* _Text segment_
-------
Amy Andre

Dear Advocate, That's No Way to Treat a Lady

Filed By Amy Andre | July 10, 2011 5:30 PM | comments

Filed in: Entertainment, Media
Tags: biphobia, bisexual, celebrity gossip, Lady Gaga, The Advocate

Lady Gaga is bi. She has been out for quite a while. Anyone can discover this through a simple Google search. I can't imagine that The Advocate's journalists don't have access to Google. Why, then, did The Advocate ask her, in a recent interview, how she identifies?415px-Lady_Gaga_Europride_2011_03.jpg

The mutual love affair between Gaga and her intensely devoted -- and largely gay -- disciples has come into the conversation... Her connection to her fans goes deeper, to the point of identification. She says she is one of them. Though she's recently ended an on-off relationship with musician Luc Carl, Gaga has discussed her attraction to other women in the past. As to whether she also considers herself an actual member of the LGBT community -- "yes" is her response... "The b letter," Gaga answers.

One stereotype about bisexuals is that our bisexuality is a phase, and that later, we'll come out as something else. In fact, research shows the opposite; monosexuality is more likely to be a phase than bisexuality. Think, for example, of all the people you know who once identified as straight and now identify as gay or lesbian. Obviously, their use of the term "straight" to identify themselves was a phase.
-------
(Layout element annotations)
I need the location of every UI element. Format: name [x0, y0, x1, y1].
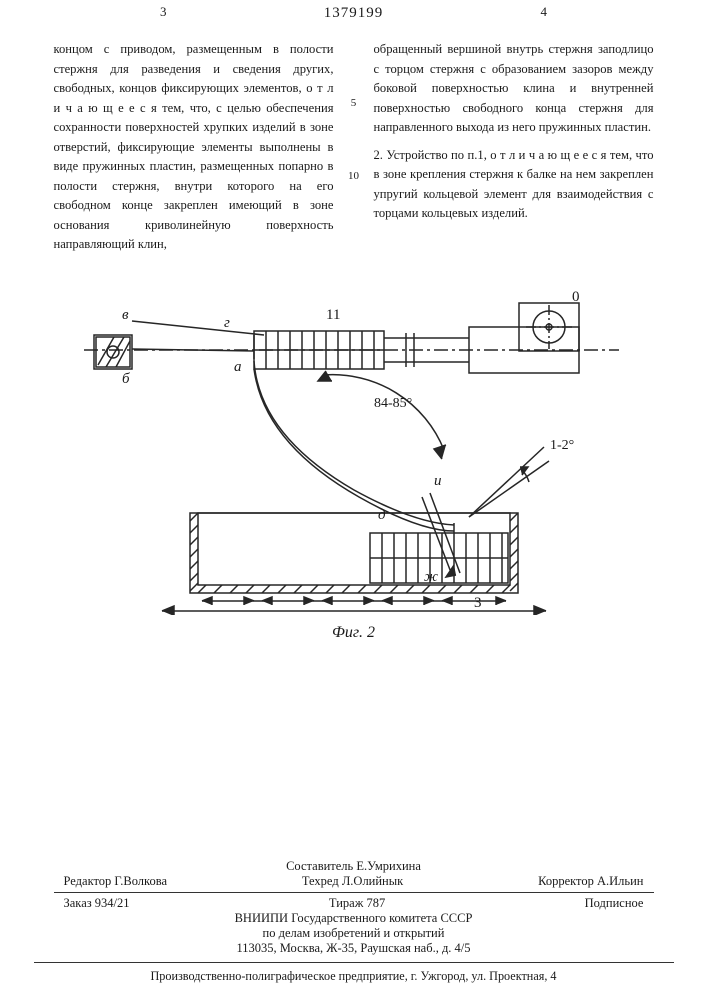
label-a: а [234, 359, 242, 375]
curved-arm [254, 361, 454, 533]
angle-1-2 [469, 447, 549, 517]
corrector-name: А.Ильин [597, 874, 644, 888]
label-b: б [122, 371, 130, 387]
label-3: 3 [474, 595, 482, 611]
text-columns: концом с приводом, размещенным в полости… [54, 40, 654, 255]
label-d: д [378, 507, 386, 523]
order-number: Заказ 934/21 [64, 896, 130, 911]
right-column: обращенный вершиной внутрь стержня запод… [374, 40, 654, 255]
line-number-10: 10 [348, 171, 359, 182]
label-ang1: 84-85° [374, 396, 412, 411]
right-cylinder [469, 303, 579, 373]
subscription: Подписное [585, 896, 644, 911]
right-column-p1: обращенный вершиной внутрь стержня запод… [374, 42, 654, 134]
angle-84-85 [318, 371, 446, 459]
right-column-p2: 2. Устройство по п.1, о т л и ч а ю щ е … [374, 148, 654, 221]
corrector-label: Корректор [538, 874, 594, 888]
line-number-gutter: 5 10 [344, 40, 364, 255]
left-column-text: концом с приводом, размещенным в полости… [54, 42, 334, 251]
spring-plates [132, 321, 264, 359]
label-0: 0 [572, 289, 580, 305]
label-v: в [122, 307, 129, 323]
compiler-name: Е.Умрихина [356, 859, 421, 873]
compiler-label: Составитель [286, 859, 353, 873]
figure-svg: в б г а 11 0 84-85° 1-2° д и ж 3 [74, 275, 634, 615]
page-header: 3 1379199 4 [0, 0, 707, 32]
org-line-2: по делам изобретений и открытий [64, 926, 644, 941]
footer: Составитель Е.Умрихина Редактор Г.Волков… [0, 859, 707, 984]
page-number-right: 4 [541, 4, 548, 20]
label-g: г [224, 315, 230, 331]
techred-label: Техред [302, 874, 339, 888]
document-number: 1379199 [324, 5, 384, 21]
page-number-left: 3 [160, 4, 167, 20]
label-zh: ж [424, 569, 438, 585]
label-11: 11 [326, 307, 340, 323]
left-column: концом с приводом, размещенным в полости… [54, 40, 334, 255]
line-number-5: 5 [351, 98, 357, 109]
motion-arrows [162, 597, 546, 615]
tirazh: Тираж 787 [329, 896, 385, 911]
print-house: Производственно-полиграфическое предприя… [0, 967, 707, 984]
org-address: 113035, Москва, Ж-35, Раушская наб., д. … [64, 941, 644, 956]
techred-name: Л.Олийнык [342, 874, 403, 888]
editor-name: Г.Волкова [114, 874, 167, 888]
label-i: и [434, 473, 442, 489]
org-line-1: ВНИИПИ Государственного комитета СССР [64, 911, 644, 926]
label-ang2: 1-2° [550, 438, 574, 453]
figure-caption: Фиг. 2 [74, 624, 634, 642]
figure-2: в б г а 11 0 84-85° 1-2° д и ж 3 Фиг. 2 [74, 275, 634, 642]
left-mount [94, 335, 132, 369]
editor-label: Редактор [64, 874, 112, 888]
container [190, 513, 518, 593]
-------
* _What you should do_
Repeat word for word the passage of the blog post about Lady Gaga and The Advocate from "One stereotype about" up to and including "was a phase.". These entries have no connection to the blog post.

* _Response below_
One stereotype about bisexuals is that our bisexuality is a phase, and that later, we'll come out as something else. In fact, research shows the opposite; monosexuality is more likely to be a phase than bisexuality. Think, for example, of all the people you know who once identified as straight and now identify as gay or lesbian. Obviously, their use of the term "straight" to identify themselves was a phase.